WHAT TO PRODUCE: Single out the lines of the material that contain "就诊时间" and copy them.

TASK INPUTS:
○ ○ ○ ○ ○ ○ ○

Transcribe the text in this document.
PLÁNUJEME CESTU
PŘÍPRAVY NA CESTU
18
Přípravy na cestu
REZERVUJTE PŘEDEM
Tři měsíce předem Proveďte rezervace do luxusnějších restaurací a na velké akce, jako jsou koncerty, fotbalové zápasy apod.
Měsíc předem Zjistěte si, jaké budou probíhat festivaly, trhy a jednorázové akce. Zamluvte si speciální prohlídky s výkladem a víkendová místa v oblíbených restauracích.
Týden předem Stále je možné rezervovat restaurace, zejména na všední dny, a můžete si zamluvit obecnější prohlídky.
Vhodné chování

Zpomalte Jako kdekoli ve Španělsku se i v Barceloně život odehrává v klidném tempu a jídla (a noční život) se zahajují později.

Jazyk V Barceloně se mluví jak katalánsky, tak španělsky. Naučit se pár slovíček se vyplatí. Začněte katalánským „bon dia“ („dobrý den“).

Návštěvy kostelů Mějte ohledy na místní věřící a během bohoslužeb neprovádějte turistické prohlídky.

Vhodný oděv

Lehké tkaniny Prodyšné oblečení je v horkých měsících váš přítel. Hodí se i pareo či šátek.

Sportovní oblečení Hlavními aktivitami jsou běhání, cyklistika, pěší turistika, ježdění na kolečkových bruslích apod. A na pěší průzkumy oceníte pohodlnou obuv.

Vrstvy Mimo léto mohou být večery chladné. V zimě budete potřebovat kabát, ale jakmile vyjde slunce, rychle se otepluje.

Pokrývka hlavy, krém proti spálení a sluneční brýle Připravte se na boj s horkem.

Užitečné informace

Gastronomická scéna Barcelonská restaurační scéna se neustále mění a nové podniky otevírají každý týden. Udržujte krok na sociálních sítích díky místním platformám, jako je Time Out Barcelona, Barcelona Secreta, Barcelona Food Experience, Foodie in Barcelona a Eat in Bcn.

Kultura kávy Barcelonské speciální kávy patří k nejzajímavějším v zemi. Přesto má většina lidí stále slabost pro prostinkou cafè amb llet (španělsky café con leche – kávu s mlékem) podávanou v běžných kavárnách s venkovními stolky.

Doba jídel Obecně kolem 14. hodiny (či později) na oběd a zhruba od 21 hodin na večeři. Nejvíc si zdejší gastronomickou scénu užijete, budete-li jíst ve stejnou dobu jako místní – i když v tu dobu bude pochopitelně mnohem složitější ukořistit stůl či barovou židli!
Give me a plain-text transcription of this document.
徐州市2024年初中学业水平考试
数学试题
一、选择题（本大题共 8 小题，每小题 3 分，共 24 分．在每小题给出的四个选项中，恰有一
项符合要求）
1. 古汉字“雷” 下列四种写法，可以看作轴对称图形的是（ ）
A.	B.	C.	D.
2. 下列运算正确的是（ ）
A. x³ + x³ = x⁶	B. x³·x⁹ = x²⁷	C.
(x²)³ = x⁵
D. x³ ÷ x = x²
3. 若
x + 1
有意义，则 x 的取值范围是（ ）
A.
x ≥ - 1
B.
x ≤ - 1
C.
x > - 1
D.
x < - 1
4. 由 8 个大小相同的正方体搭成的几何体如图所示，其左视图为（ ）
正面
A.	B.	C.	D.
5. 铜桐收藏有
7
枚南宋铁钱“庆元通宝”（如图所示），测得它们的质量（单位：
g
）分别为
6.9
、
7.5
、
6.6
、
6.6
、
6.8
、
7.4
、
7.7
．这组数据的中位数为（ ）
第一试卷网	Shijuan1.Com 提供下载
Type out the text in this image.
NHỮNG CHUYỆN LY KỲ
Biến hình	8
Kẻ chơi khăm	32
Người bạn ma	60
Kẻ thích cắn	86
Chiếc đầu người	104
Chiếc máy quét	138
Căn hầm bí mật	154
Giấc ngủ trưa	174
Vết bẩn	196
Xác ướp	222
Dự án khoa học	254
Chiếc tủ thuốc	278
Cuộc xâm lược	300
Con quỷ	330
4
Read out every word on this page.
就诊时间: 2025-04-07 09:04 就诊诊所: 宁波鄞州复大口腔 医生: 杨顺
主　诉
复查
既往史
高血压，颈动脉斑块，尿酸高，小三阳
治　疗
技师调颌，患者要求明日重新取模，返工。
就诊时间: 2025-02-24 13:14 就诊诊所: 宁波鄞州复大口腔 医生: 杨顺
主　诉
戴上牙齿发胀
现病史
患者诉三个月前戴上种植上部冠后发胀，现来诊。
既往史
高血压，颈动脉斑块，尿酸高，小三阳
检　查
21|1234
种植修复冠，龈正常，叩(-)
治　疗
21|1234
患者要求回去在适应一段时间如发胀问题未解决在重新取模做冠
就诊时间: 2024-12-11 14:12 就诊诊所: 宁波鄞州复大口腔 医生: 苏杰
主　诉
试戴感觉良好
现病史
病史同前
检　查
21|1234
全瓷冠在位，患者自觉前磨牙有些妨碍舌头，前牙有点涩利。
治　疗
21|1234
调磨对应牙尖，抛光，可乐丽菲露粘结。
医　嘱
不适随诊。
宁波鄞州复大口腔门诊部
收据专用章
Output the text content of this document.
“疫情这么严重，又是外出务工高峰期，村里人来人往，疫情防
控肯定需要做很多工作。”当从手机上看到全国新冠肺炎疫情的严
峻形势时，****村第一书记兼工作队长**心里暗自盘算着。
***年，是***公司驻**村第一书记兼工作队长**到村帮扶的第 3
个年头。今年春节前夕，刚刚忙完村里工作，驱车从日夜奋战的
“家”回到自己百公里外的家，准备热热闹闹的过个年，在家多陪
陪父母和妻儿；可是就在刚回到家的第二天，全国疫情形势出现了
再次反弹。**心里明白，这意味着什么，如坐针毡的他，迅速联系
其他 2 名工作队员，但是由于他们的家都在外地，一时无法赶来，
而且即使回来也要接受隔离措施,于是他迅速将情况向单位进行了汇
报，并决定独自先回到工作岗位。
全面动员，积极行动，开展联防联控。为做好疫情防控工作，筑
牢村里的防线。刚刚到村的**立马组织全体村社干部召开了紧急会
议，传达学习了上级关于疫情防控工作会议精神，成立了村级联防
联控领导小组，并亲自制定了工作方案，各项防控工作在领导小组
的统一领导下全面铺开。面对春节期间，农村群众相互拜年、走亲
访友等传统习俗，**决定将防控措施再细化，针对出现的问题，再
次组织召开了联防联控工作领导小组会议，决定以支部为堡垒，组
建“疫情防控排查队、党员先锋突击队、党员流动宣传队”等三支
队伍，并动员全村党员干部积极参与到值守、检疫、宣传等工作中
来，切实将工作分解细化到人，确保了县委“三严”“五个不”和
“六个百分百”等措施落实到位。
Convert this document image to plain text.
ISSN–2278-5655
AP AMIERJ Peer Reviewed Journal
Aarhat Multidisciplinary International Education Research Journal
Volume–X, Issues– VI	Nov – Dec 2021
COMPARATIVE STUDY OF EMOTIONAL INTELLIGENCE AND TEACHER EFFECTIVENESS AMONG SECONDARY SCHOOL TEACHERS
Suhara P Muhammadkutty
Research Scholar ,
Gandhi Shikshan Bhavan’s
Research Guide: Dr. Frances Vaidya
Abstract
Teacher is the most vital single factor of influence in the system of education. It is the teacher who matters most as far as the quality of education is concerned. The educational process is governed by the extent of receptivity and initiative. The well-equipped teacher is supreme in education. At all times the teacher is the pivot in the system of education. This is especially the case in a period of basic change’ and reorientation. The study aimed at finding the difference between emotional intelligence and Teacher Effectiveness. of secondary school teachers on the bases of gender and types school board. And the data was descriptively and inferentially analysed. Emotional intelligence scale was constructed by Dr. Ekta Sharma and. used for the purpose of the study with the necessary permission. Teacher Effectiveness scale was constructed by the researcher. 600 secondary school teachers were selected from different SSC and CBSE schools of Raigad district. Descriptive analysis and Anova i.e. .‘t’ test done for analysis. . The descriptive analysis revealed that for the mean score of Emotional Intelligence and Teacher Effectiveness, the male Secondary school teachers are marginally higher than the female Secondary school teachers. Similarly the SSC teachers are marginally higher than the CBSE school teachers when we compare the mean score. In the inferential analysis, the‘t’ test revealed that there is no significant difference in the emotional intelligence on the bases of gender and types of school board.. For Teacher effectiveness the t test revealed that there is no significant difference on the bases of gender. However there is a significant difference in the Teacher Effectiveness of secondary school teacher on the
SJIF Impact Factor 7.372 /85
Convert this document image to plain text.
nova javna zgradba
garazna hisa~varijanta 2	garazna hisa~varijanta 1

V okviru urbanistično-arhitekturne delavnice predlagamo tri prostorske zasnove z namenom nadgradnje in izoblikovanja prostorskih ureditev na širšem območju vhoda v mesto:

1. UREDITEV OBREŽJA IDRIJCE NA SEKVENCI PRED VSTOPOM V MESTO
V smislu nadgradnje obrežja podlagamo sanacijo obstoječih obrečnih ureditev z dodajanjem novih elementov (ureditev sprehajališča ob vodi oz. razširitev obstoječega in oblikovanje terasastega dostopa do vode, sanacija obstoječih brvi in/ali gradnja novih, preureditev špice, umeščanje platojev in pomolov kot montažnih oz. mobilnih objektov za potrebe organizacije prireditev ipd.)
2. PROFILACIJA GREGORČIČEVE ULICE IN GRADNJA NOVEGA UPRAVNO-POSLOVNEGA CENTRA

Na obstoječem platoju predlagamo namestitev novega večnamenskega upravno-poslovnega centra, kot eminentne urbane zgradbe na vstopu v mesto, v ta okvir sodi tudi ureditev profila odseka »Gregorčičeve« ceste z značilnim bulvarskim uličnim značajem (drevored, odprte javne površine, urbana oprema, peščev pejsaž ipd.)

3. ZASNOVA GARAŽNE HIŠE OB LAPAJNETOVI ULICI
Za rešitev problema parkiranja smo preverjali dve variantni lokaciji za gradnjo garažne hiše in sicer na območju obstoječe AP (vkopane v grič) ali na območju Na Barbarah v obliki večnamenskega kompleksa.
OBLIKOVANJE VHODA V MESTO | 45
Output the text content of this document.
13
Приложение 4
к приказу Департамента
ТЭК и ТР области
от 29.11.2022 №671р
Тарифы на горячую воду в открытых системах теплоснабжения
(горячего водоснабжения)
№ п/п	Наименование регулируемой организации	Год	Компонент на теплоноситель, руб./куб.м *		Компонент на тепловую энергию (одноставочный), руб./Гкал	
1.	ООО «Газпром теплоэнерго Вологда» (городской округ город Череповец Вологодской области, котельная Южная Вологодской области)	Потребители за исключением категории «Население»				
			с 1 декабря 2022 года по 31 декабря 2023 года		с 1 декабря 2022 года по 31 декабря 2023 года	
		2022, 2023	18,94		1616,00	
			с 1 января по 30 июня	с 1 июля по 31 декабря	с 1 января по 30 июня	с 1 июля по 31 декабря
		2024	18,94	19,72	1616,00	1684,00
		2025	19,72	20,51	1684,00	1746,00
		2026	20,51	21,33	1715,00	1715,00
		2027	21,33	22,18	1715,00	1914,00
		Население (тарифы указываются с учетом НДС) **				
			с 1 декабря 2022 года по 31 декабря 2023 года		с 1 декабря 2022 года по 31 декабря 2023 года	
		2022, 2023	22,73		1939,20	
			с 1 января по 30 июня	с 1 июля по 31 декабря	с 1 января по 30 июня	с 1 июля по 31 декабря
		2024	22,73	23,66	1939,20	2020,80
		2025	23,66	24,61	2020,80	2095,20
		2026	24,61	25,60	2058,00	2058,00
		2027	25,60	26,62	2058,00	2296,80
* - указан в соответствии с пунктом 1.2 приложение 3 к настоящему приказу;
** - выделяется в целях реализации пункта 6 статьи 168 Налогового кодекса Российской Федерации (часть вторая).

○ ○ ○ ○ ○ ○ ○

THE RESPONSE:
就诊时间: 2025-04-07 09:04 就诊诊所: 宁波鄞州复大口腔 医生: 杨顺
就诊时间: 2025-02-24 13:14 就诊诊所: 宁波鄞州复大口腔 医生: 杨顺
就诊时间: 2024-12-11 14:12 就诊诊所: 宁波鄞州复大口腔 医生: 苏杰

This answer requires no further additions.